• **Problem description**: Recast all of the data below as a Markdown table with two columns, No. and Line. Number each line in order and put its text beside the number, skipping any blank lines.

• **Recorded information**:
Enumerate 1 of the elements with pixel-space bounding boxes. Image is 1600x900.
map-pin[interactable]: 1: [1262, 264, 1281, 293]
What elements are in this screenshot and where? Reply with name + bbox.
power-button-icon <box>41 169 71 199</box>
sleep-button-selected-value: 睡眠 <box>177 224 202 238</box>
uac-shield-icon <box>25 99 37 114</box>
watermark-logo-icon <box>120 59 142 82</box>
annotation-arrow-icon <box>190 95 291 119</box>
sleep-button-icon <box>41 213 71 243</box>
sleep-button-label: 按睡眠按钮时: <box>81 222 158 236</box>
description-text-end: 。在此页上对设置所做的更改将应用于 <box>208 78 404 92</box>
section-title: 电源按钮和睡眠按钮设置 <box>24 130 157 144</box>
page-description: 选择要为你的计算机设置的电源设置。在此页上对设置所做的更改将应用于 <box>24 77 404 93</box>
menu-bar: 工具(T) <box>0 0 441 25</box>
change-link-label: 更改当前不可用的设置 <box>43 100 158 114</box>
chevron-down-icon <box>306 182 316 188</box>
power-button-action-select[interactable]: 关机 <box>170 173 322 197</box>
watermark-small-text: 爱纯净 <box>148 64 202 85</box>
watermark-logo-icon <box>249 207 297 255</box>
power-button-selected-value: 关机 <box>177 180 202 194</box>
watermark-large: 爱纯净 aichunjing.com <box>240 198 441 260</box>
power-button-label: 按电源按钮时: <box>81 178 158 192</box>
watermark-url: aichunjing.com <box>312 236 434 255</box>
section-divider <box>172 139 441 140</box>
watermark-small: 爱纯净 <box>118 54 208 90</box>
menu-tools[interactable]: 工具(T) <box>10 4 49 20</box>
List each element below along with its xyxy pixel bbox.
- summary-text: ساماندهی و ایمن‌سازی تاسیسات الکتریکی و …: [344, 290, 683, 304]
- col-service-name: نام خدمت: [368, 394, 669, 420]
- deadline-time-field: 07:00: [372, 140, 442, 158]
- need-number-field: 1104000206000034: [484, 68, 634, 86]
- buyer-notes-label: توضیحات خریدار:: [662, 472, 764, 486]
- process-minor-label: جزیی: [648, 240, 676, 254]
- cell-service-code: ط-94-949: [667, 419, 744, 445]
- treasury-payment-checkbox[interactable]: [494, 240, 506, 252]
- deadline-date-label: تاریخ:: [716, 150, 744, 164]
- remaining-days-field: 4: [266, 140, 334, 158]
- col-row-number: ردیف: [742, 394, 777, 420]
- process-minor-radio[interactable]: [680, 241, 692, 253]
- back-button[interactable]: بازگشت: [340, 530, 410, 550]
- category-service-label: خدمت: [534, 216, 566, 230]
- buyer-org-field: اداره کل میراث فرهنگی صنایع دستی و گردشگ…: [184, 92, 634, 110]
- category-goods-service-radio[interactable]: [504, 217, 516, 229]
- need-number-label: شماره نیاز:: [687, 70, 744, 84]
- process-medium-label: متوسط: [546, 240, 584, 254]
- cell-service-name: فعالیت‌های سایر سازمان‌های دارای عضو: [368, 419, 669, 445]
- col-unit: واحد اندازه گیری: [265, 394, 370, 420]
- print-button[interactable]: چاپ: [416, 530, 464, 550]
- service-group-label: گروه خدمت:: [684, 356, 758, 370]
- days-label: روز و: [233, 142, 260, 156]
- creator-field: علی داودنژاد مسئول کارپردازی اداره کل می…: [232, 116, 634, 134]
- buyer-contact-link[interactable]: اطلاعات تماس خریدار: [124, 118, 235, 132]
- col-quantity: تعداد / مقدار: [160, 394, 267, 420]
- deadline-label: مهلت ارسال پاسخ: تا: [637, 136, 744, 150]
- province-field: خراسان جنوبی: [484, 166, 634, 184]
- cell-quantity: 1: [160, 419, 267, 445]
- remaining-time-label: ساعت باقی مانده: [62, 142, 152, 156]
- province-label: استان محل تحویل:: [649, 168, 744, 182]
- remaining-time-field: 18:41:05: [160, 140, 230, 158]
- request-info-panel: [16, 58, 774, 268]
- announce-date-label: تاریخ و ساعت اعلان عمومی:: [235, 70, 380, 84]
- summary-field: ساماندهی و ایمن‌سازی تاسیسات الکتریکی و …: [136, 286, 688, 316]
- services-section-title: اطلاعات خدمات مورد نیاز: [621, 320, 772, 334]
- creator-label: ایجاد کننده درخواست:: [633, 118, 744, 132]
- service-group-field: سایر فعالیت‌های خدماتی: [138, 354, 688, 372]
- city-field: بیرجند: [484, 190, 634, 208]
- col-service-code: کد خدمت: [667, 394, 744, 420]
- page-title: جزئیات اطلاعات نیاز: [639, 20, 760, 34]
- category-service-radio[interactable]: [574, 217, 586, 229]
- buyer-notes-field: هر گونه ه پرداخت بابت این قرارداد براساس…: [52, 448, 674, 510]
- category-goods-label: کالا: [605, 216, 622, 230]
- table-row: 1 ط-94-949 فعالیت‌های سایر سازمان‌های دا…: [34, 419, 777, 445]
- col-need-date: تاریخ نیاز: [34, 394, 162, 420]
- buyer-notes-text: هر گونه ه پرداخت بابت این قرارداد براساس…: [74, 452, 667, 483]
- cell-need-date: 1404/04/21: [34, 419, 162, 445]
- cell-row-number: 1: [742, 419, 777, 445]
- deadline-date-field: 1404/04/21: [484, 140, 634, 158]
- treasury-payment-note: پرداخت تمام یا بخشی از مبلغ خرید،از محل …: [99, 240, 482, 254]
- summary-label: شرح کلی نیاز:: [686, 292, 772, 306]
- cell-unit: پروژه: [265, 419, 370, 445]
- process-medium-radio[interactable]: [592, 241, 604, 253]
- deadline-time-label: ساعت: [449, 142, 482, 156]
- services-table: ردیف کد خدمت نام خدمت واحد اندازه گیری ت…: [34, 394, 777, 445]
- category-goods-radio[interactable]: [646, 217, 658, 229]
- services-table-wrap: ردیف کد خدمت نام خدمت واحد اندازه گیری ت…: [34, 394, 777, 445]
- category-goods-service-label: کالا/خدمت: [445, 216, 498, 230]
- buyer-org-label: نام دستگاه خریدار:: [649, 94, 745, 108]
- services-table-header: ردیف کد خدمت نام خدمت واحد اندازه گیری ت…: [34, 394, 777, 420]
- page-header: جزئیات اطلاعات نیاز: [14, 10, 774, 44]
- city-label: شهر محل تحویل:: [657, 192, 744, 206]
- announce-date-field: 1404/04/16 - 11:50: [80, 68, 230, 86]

• **Task output**:
| No. | Line |
|---|---|
| 1 | Enumerate 1 of the elements with pixel-space bounding boxes. Image is 1600x900. |
| 2 | map-pin[interactable]: 1: [1262, 264, 1281, 293] |
| 3 | What elements are in this screenshot and where? Reply with name + bbox. |
| 4 | power-button-icon <box>41 169 71 199</box> |
| 5 | sleep-button-selected-value: 睡眠 <box>177 224 202 238</box> |
| 6 | uac-shield-icon <box>25 99 37 114</box> |
| 7 | watermark-logo-icon <box>120 59 142 82</box> |
| 8 | annotation-arrow-icon <box>190 95 291 119</box> |
| 9 | sleep-button-icon <box>41 213 71 243</box> |
| 10 | sleep-button-label: 按睡眠按钮时: <box>81 222 158 236</box> |
| 11 | description-text-end: 。在此页上对设置所做的更改将应用于 <box>208 78 404 92</box> |
| 12 | section-title: 电源按钮和睡眠按钮设置 <box>24 130 157 144</box> |
| 13 | page-description: 选择要为你的计算机设置的电源设置。在此页上对设置所做的更改将应用于 <box>24 77 404 93</box> |
| 14 | menu-bar: 工具(T) <box>0 0 441 25</box> |
| 15 | change-link-label: 更改当前不可用的设置 <box>43 100 158 114</box> |
| 16 | chevron-down-icon <box>306 182 316 188</box> |
| 17 | power-button-action-select[interactable]: 关机 <box>170 173 322 197</box> |
| 18 | watermark-small-text: 爱纯净 <box>148 64 202 85</box> |
| 19 | watermark-logo-icon <box>249 207 297 255</box> |
| 20 | power-button-selected-value: 关机 <box>177 180 202 194</box> |
| 21 | watermark-large: 爱纯净 aichunjing.com <box>240 198 441 260</box> |
| 22 | power-button-label: 按电源按钮时: <box>81 178 158 192</box> |
| 23 | watermark-url: aichunjing.com <box>312 236 434 255</box> |
| 24 | section-divider <box>172 139 441 140</box> |
| 25 | watermark-small: 爱纯净 <box>118 54 208 90</box> |
| 26 | menu-tools[interactable]: 工具(T) <box>10 4 49 20</box> |
| 27 | List each element below along with its xyxy pixel bbox. |
| 28 | - summary-text: ساماندهی و ایمن‌سازی تاسیسات الکتریکی و …: [344, 290, 683, 304] |
| 29 | - col-service-name: نام خدمت: [368, 394, 669, 420] |
| 30 | - deadline-time-field: 07:00: [372, 140, 442, 158] |
| 31 | - need-number-field: 1104000206000034: [484, 68, 634, 86] |
| 32 | - buyer-notes-label: توضیحات خریدار:: [662, 472, 764, 486] |
| 33 | - process-minor-label: جزیی: [648, 240, 676, 254] |
| 34 | - cell-service-code: ط-94-949: [667, 419, 744, 445] |
| 35 | - treasury-payment-checkbox[interactable]: [494, 240, 506, 252] |
| 36 | - deadline-date-label: تاریخ:: [716, 150, 744, 164] |
| 37 | - remaining-days-field: 4: [266, 140, 334, 158] |
| 38 | - col-row-number: ردیف: [742, 394, 777, 420] |
| 39 | - process-minor-radio[interactable]: [680, 241, 692, 253] |
| 40 | - back-button[interactable]: بازگشت: [340, 530, 410, 550] |
| 41 | - category-service-label: خدمت: [534, 216, 566, 230] |
| 42 | - buyer-org-field: اداره کل میراث فرهنگی صنایع دستی و گردشگ…: [184, 92, 634, 110] |
| 43 | - category-goods-service-radio[interactable]: [504, 217, 516, 229] |
| 44 | - need-number-label: شماره نیاز:: [687, 70, 744, 84] |
| 45 | - process-medium-label: متوسط: [546, 240, 584, 254] |
| 46 | - cell-service-name: فعالیت‌های سایر سازمان‌های دارای عضو: [368, 419, 669, 445] |
| 47 | - col-unit: واحد اندازه گیری: [265, 394, 370, 420] |
| 48 | - print-button[interactable]: چاپ: [416, 530, 464, 550] |
| 49 | - service-group-label: گروه خدمت:: [684, 356, 758, 370] |
| 50 | - days-label: روز و: [233, 142, 260, 156] |
| 51 | - creator-field: علی داودنژاد مسئول کارپردازی اداره کل می…: [232, 116, 634, 134] |
| 52 | - buyer-contact-link[interactable]: اطلاعات تماس خریدار: [124, 118, 235, 132] |
| 53 | - col-quantity: تعداد / مقدار: [160, 394, 267, 420] |
| 54 | - deadline-label: مهلت ارسال پاسخ: تا: [637, 136, 744, 150] |
| 55 | - province-field: خراسان جنوبی: [484, 166, 634, 184] |
| 56 | - cell-quantity: 1: [160, 419, 267, 445] |
| 57 | - remaining-time-label: ساعت باقی مانده: [62, 142, 152, 156] |
| 58 | - province-label: استان محل تحویل:: [649, 168, 744, 182] |
| 59 | - remaining-time-field: 18:41:05: [160, 140, 230, 158] |
| 60 | - request-info-panel: [16, 58, 774, 268] |
| 61 | - announce-date-label: تاریخ و ساعت اعلان عمومی:: [235, 70, 380, 84] |
| 62 | - summary-field: ساماندهی و ایمن‌سازی تاسیسات الکتریکی و …: [136, 286, 688, 316] |
| 63 | - services-section-title: اطلاعات خدمات مورد نیاز: [621, 320, 772, 334] |
| 64 | - creator-label: ایجاد کننده درخواست:: [633, 118, 744, 132] |
| 65 | - service-group-field: سایر فعالیت‌های خدماتی: [138, 354, 688, 372] |
| 66 | - city-field: بیرجند: [484, 190, 634, 208] |
| 67 | - col-service-code: کد خدمت: [667, 394, 744, 420] |
| 68 | - page-title: جزئیات اطلاعات نیاز: [639, 20, 760, 34] |
| 69 | - category-service-radio[interactable]: [574, 217, 586, 229] |
| 70 | - buyer-notes-field: هر گونه ه پرداخت بابت این قرارداد براساس…: [52, 448, 674, 510] |
| 71 | - category-goods-label: کالا: [605, 216, 622, 230] |
| 72 | - table-row: 1 ط-94-949 فعالیت‌های سایر سازمان‌های دا…: [34, 419, 777, 445] |
| 73 | - col-need-date: تاریخ نیاز: [34, 394, 162, 420] |
| 74 | - buyer-notes-text: هر گونه ه پرداخت بابت این قرارداد براساس…: [74, 452, 667, 483] |
| 75 | - cell-need-date: 1404/04/21: [34, 419, 162, 445] |
| 76 | - cell-row-number: 1: [742, 419, 777, 445] |
| 77 | - deadline-date-field: 1404/04/21: [484, 140, 634, 158] |
| 78 | - treasury-payment-note: پرداخت تمام یا بخشی از مبلغ خرید،از محل …: [99, 240, 482, 254] |
| 79 | - summary-label: شرح کلی نیاز:: [686, 292, 772, 306] |
| 80 | - cell-unit: پروژه: [265, 419, 370, 445] |
| 81 | - process-medium-radio[interactable]: [592, 241, 604, 253] |
| 82 | - deadline-time-label: ساعت: [449, 142, 482, 156] |
| 83 | - services-table: ردیف کد خدمت نام خدمت واحد اندازه گیری ت…: [34, 394, 777, 445] |
| 84 | - category-goods-radio[interactable]: [646, 217, 658, 229] |
| 85 | - services-table-wrap: ردیف کد خدمت نام خدمت واحد اندازه گیری ت…: [34, 394, 777, 445] |
| 86 | - category-goods-service-label: کالا/خدمت: [445, 216, 498, 230] |
| 87 | - buyer-org-label: نام دستگاه خریدار:: [649, 94, 745, 108] |
| 88 | - services-table-header: ردیف کد خدمت نام خدمت واحد اندازه گیری ت…: [34, 394, 777, 420] |
| 89 | - page-header: جزئیات اطلاعات نیاز: [14, 10, 774, 44] |
| 90 | - city-label: شهر محل تحویل:: [657, 192, 744, 206] |
| 91 | - announce-date-field: 1404/04/16 - 11:50: [80, 68, 230, 86] |